## [Aim]
Filter these entries so that only lines with the word "Compõe" remain.

## [Records from a collection]

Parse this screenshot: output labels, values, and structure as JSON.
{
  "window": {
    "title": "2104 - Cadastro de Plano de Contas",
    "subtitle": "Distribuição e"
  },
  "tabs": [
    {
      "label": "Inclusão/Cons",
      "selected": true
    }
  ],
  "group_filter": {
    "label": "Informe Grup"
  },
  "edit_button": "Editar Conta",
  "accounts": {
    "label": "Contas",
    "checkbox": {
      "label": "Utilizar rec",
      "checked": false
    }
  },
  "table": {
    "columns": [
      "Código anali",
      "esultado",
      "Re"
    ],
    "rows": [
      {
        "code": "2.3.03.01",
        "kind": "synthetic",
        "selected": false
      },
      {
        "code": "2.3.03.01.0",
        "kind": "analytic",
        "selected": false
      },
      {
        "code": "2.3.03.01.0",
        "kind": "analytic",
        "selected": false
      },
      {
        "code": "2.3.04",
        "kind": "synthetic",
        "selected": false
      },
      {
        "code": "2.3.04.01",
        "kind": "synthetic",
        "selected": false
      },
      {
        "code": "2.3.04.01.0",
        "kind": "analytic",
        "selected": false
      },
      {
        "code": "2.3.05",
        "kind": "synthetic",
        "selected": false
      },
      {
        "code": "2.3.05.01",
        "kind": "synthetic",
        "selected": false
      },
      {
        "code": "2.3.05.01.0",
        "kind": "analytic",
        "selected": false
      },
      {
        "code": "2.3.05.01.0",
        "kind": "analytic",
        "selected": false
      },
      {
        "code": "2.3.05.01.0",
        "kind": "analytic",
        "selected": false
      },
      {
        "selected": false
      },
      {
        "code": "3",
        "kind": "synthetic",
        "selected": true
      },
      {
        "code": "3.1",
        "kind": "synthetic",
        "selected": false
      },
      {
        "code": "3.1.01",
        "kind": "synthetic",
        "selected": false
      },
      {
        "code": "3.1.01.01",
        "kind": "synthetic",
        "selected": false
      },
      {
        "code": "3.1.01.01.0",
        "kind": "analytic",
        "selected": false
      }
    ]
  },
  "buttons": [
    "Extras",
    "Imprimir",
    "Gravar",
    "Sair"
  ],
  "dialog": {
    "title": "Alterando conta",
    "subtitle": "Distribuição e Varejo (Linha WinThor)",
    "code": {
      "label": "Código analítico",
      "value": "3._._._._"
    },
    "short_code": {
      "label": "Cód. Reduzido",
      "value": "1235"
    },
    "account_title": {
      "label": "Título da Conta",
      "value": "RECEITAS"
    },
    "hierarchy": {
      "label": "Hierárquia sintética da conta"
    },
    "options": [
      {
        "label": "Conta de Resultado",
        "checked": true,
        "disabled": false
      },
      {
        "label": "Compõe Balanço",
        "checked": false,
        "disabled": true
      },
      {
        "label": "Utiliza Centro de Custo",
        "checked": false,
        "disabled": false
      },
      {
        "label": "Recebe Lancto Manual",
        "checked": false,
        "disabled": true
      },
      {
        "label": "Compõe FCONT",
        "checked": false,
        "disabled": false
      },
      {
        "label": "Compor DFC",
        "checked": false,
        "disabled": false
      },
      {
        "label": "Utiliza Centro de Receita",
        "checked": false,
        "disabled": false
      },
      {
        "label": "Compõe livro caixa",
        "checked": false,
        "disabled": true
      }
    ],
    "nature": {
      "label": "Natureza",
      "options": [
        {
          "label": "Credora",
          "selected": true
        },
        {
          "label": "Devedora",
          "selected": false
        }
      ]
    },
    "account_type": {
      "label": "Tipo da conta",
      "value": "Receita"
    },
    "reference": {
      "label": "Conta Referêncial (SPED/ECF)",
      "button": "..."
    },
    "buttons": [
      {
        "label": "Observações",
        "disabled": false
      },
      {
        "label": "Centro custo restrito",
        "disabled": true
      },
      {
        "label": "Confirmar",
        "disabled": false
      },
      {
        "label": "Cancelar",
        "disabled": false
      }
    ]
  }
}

## [Answer for this exercise]
        "label": "Compõe Balanço",
        "label": "Compõe FCONT",
        "label": "Compõe livro caixa",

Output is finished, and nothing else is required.